What to work on:
List, from the lines below, each one with "соответствии" in it.

[Data entries]

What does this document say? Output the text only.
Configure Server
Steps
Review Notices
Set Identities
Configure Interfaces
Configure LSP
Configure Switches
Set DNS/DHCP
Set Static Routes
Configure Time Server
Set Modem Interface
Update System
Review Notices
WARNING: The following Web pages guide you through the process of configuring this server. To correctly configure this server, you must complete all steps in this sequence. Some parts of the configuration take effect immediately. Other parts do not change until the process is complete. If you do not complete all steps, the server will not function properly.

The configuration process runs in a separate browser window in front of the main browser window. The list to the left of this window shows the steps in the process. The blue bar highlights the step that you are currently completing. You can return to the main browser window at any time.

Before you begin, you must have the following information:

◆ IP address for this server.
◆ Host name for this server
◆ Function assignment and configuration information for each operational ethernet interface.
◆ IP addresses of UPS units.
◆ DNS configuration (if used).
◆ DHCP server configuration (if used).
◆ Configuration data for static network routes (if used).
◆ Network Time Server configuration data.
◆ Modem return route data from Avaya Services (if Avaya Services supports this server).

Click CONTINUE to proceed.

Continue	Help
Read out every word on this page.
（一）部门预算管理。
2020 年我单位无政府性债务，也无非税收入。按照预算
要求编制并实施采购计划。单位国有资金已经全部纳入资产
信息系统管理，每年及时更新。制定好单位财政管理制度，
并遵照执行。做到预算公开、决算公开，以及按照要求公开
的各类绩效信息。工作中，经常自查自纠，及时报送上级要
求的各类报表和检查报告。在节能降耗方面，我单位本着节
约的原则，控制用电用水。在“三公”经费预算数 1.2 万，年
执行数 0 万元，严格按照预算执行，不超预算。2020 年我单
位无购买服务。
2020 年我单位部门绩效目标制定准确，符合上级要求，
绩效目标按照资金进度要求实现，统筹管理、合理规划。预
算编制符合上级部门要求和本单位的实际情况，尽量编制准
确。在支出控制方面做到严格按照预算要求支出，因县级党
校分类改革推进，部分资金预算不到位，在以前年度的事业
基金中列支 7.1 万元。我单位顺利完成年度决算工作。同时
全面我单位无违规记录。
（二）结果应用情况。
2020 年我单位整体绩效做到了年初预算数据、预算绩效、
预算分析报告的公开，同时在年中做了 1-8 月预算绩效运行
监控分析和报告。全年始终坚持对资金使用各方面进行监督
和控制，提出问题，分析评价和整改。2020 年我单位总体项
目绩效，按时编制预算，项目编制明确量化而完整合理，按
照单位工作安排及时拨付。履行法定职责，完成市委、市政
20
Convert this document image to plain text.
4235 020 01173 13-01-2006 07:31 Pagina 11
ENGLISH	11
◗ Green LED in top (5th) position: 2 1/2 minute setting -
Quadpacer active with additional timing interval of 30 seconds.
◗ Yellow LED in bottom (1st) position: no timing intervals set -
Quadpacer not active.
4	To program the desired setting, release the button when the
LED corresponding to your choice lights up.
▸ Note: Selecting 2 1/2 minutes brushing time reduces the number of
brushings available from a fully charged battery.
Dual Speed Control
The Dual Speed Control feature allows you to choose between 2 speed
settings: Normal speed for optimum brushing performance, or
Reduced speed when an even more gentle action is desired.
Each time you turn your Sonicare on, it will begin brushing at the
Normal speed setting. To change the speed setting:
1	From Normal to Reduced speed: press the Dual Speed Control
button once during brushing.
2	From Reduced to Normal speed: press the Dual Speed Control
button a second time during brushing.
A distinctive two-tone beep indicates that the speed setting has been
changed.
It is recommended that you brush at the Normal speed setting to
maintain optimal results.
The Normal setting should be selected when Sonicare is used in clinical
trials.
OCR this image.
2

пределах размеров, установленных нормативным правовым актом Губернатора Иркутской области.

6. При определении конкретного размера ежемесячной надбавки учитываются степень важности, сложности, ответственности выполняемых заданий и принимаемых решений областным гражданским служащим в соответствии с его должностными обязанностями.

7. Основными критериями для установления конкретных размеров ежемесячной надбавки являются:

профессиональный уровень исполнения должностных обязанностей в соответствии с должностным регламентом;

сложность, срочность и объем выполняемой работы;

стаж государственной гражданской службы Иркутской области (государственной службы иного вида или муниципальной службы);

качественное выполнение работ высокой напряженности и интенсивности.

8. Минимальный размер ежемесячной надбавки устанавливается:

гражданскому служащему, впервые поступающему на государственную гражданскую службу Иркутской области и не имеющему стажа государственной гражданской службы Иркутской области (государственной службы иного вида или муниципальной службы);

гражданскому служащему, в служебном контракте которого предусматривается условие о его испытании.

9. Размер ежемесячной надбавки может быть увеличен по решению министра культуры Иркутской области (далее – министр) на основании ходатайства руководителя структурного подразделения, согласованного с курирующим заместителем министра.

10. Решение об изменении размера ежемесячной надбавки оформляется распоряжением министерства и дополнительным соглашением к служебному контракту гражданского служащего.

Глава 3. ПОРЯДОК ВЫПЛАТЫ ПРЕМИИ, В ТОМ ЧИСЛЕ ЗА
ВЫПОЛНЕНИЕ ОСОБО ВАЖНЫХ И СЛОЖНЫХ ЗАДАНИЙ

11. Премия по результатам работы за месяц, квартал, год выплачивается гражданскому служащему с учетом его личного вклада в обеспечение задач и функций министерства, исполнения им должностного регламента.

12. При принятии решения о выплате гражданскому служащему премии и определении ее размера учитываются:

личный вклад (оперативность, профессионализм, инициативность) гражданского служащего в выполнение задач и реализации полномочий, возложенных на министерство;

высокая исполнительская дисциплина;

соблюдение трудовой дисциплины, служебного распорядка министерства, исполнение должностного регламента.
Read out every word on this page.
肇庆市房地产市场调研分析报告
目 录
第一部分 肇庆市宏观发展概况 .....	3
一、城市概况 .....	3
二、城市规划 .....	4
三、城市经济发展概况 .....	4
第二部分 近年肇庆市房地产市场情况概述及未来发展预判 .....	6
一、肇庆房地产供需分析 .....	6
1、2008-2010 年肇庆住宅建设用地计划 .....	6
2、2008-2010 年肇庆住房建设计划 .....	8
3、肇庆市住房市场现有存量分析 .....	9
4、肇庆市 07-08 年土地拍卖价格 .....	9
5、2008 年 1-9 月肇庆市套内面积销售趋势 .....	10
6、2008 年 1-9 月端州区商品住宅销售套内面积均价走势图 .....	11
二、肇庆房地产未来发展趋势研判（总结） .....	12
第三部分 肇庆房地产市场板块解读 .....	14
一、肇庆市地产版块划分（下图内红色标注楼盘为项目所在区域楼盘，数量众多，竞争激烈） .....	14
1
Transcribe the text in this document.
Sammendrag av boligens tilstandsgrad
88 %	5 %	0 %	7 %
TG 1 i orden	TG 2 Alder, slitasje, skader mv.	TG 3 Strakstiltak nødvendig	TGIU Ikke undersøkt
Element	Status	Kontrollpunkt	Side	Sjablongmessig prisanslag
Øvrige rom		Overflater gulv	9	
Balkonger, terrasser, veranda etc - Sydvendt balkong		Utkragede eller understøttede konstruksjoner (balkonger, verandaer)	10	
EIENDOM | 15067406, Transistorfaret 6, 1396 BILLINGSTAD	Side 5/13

Finished answer:
6. При определении конкретного размера ежемесячной надбавки учитываются степень важности, сложности, ответственности выполняемых заданий и принимаемых решений областным гражданским служащим в соответствии с его должностными обязанностями.
профессиональный уровень исполнения должностных обязанностей в соответствии с должностным регламентом;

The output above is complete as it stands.